* _What you should do_
Answer with a single number: how many lines in the listing below include "solution"?
+++ Extracted information +++
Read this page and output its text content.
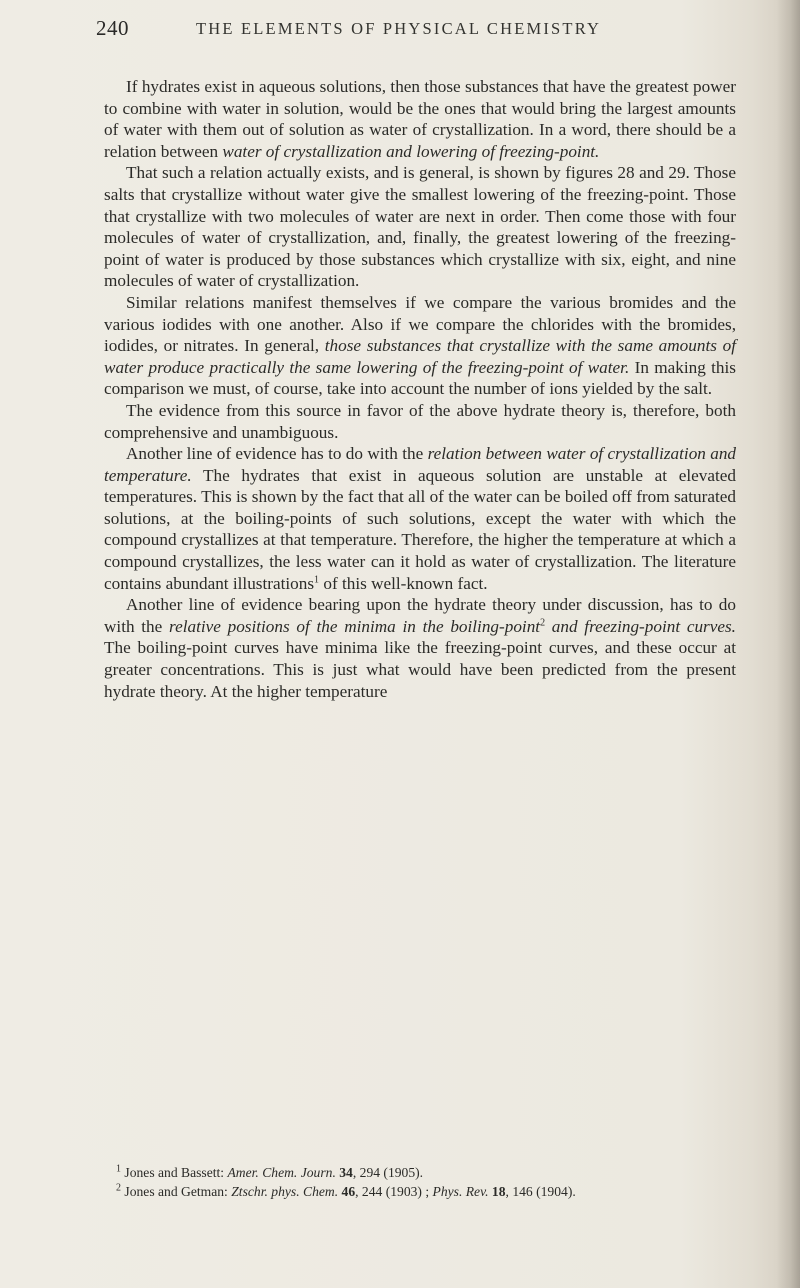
240	THE ELEMENTS OF PHYSICAL CHEMISTRY

If hydrates exist in aqueous solutions, then those substances that have the greatest power to combine with water in solution, would be the ones that would bring the largest amounts of water with them out of solution as water of crystallization. In a word, there should be a relation between water of crystallization and lowering of freezing-point.

That such a relation actually exists, and is general, is shown by figures 28 and 29. Those salts that crystallize without water give the smallest lowering of the freezing-point. Those that crystallize with two molecules of water are next in order. Then come those with four molecules of water of crystallization, and, finally, the greatest lowering of the freezing-point of water is produced by those substances which crystallize with six, eight, and nine molecules of water of crystallization.

Similar relations manifest themselves if we compare the various bromides and the various iodides with one another. Also if we compare the chlorides with the bromides, iodides, or nitrates. In general, those substances that crystallize with the same amounts of water produce practically the same lowering of the freezing-point of water. In making this comparison we must, of course, take into account the number of ions yielded by the salt.

The evidence from this source in favor of the above hydrate theory is, therefore, both comprehensive and unambiguous.

Another line of evidence has to do with the relation between water of crystallization and temperature. The hydrates that exist in aqueous solution are unstable at elevated temperatures. This is shown by the fact that all of the water can be boiled off from saturated solutions, at the boiling-points of such solutions, except the water with which the compound crystallizes at that temperature. Therefore, the higher the temperature at which a compound crystallizes, the less water can it hold as water of crystallization. The literature contains abundant illustrations$^1$ of this well-known fact.

Another line of evidence bearing upon the hydrate theory under discussion, has to do with the relative positions of the minima in the boiling-point$^2$ and freezing-point curves. The boiling-point curves have minima like the freezing-point curves, and these occur at greater concentrations. This is just what would have been predicted from the present hydrate theory. At the higher temperature

$^1$ Jones and Bassett: Amer. Chem. Journ. 34, 294 (1905).

$^2$ Jones and Getman: Ztschr. phys. Chem. 46, 244 (1903) ; Phys. Rev. 18, 146 (1904).
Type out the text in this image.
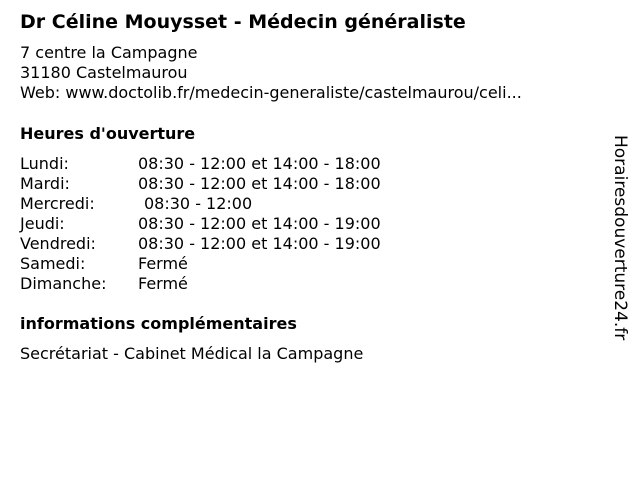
Dr Céline Mouysset - Médecin généraliste
7 centre la Campagne
31180 Castelmaurou
Web: www.doctolib.fr/medecin-generaliste/castelmaurou/celi...
Heures d'ouverture
Lundi:	08:30 - 12:00 et 14:00 - 18:00
Mardi:	08:30 - 12:00 et 14:00 - 18:00
Mercredi:	08:30 - 12:00
Jeudi:	08:30 - 12:00 et 14:00 - 19:00
Vendredi:	08:30 - 12:00 et 14:00 - 19:00
Samedi:	Fermé
Dimanche:	Fermé
informations complémentaires
Secrétariat - Cabinet Médical la Campagne
Horairesdouverture24.fr
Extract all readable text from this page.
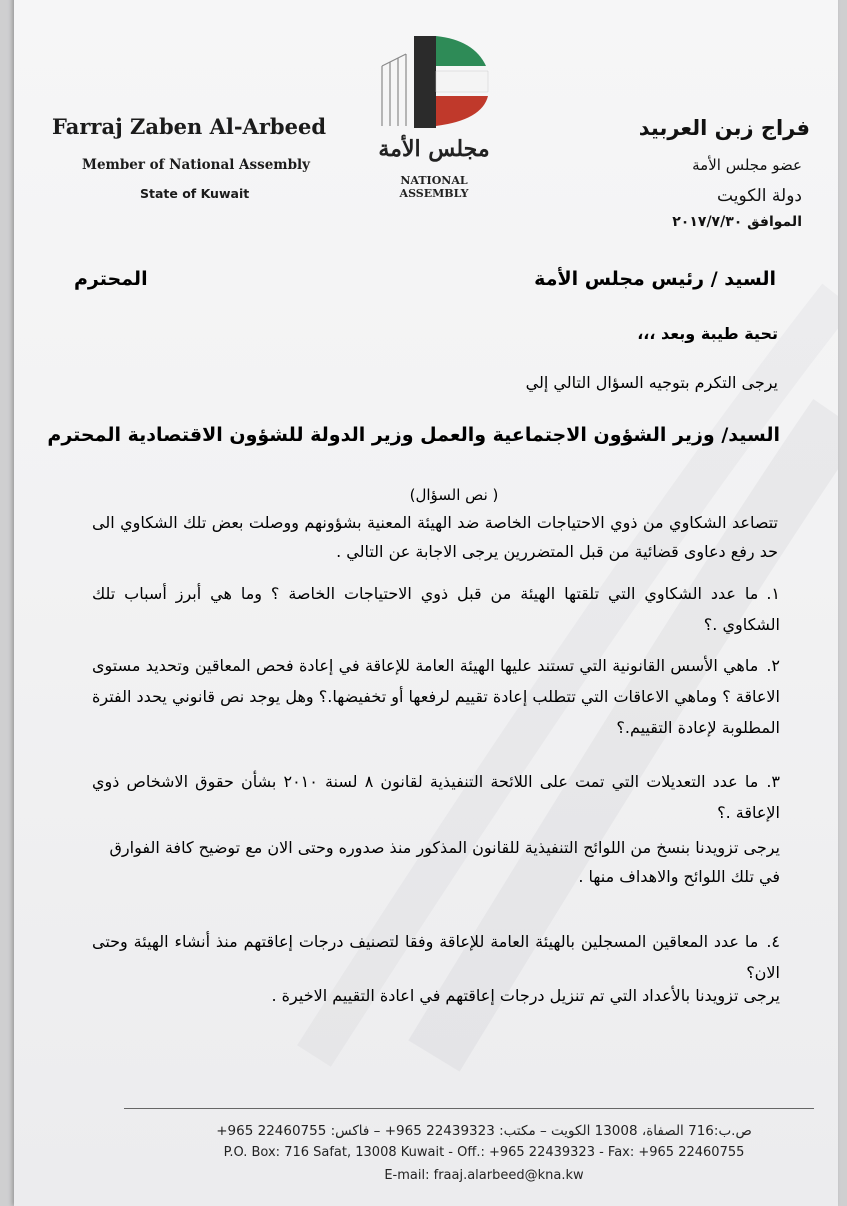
Farraj Zaben Al-Arbeed

Member of National Assembly

State of Kuwait

مجلس الأمة

NATIONAL ASSEMBLY

فراج زبن العربيد

عضو مجلس الأمة

دولة الكويت

الموافق ٢٠١٧/٧/٣٠

السيد / رئيس مجلس الأمة
المحترم

تحية طيبة وبعد ،،،

يرجى التكرم بتوجيه السؤال التالي إلي

السيد/ وزير الشؤون الاجتماعية والعمل وزير الدولة للشؤون الاقتصادية المحترم

(نص السؤال )

تتصاعد الشكاوي من ذوي الاحتياجات الخاصة ضد الهيئة المعنية بشؤونهم ووصلت بعض تلك الشكاوي الى حد رفع دعاوى قضائية من قبل المتضررين يرجى الاجابة عن التالي .

١.ما عدد الشكاوي التي تلقتها الهيئة من قبل ذوي الاحتياجات الخاصة ؟ وما هي أبرز أسباب تلك الشكاوي .؟
٢.ماهي الأسس القانونية التي تستند عليها الهيئة العامة للإعاقة في إعادة فحص المعاقين وتحديد مستوى الاعاقة ؟ وماهي الاعاقات التي تتطلب إعادة تقييم لرفعها أو تخفيضها.؟ وهل يوجد نص قانوني يحدد الفترة المطلوبة لإعادة التقييم.؟
٣.ما عدد التعديلات التي تمت على اللائحة التنفيذية لقانون ٨ لسنة ٢٠١٠ بشأن حقوق الاشخاص ذوي الإعاقة .؟

يرجى تزويدنا بنسخ من اللوائح التنفيذية للقانون المذكور منذ صدوره وحتى الان مع توضيح كافة الفوارق في تلك اللوائح والاهداف منها .

٤.ما عدد المعاقين المسجلين بالهيئة العامة للإعاقة وفقا لتصنيف درجات إعاقتهم منذ أنشاء الهيئة وحتى الان؟

يرجى تزويدنا بالأعداد التي تم تنزيل درجات إعاقتهم في اعادة التقييم الاخيرة .

ص.ب:716 الصفاة، 13008 الكويت – مكتب: 22439323 965+ – فاكس: 22460755 965+

P.O. Box: 716 Safat, 13008 Kuwait - Off.: +965 22439323 - Fax: +965 22460755

E-mail: fraaj.alarbeed@kna.kw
+++
* _Full answer_
2